--- start of EXTRACTED RECORDS ---

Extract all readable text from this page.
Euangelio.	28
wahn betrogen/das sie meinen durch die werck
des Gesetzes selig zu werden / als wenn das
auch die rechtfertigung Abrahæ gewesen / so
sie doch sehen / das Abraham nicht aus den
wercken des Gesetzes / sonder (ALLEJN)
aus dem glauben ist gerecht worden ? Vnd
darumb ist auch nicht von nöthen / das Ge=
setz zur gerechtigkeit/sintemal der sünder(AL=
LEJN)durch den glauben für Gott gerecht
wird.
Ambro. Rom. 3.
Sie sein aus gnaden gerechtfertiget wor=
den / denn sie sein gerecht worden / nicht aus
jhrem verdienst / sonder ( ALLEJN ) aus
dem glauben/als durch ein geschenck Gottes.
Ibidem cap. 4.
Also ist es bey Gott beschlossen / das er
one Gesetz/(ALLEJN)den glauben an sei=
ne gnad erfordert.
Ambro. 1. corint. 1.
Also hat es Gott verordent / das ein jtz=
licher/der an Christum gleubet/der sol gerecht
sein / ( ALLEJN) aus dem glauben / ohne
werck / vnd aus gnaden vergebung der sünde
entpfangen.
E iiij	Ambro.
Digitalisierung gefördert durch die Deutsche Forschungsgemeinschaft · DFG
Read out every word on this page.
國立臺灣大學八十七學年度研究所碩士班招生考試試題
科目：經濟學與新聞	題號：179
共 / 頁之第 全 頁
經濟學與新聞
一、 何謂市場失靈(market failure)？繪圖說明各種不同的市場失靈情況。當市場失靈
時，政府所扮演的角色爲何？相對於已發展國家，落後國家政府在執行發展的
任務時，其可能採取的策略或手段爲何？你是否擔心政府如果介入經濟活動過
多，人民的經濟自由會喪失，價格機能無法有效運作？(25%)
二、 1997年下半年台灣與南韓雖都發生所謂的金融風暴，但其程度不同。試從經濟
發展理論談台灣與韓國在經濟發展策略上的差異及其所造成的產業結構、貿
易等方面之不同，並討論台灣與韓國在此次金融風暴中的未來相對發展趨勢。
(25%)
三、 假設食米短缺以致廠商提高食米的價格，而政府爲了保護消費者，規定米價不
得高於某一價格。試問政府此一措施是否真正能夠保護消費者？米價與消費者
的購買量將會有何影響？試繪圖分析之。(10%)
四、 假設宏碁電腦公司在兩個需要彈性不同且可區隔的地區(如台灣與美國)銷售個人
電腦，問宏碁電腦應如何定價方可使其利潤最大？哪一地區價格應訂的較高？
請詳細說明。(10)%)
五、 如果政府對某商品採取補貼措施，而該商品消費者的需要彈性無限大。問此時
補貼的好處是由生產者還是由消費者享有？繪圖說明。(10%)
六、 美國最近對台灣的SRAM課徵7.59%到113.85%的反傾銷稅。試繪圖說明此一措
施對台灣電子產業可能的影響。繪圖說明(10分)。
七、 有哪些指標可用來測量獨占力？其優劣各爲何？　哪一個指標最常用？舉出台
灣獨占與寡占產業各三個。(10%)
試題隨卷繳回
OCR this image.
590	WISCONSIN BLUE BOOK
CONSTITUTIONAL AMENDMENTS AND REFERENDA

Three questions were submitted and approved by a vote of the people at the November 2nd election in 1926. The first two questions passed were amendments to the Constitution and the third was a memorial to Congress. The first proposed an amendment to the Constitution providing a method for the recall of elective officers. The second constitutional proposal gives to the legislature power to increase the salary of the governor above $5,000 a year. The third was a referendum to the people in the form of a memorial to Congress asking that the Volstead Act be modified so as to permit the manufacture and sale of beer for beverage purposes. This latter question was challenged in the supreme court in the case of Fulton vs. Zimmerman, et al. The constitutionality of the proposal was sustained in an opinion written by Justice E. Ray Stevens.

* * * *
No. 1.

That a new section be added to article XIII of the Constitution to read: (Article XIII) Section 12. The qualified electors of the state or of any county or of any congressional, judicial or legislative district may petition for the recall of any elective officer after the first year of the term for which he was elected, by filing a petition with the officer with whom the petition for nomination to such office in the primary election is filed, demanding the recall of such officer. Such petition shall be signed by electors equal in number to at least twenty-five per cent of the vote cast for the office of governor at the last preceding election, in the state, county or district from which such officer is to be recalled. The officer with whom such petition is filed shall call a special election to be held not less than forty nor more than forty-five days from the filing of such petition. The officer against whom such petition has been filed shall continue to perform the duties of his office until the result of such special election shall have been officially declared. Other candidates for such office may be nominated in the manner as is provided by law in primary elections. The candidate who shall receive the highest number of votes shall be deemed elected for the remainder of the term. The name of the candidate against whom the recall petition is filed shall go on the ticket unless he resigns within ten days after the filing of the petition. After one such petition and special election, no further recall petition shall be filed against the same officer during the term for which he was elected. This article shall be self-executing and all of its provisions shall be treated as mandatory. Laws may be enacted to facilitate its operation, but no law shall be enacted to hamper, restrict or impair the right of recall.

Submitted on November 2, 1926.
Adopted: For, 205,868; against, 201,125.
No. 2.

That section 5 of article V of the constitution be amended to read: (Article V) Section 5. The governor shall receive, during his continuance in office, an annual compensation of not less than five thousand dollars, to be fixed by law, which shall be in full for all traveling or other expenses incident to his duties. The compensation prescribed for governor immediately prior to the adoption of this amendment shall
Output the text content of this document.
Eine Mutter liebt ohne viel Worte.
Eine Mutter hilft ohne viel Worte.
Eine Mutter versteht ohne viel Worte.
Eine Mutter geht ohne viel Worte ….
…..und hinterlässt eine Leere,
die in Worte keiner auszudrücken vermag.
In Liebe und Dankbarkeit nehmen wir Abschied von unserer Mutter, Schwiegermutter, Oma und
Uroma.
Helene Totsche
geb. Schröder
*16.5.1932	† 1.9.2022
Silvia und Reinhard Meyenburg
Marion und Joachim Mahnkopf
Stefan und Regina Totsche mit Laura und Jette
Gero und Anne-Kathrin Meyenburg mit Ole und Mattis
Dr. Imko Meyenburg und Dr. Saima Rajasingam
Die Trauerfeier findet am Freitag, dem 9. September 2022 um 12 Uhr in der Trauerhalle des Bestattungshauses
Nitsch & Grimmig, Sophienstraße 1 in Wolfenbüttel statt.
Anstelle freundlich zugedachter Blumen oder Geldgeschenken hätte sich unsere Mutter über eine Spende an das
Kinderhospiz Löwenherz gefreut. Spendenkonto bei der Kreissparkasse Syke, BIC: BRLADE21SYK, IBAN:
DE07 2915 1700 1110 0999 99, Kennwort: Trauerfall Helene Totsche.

--- end of EXTRACTED RECORDS ---

Starting with the line that contains "Output the text content of this document.", return each line through the last one of the data above, exactly as written and nothing more.

Output the text content of this document.
Eine Mutter liebt ohne viel Worte.
Eine Mutter hilft ohne viel Worte.
Eine Mutter versteht ohne viel Worte.
Eine Mutter geht ohne viel Worte ….
…..und hinterlässt eine Leere,
die in Worte keiner auszudrücken vermag.
In Liebe und Dankbarkeit nehmen wir Abschied von unserer Mutter, Schwiegermutter, Oma und
Uroma.
Helene Totsche
geb. Schröder
*16.5.1932	† 1.9.2022
Silvia und Reinhard Meyenburg
Marion und Joachim Mahnkopf
Stefan und Regina Totsche mit Laura und Jette
Gero und Anne-Kathrin Meyenburg mit Ole und Mattis
Dr. Imko Meyenburg und Dr. Saima Rajasingam
Die Trauerfeier findet am Freitag, dem 9. September 2022 um 12 Uhr in der Trauerhalle des Bestattungshauses
Nitsch & Grimmig, Sophienstraße 1 in Wolfenbüttel statt.
Anstelle freundlich zugedachter Blumen oder Geldgeschenken hätte sich unsere Mutter über eine Spende an das
Kinderhospiz Löwenherz gefreut. Spendenkonto bei der Kreissparkasse Syke, BIC: BRLADE21SYK, IBAN:
DE07 2915 1700 1110 0999 99, Kennwort: Trauerfall Helene Totsche.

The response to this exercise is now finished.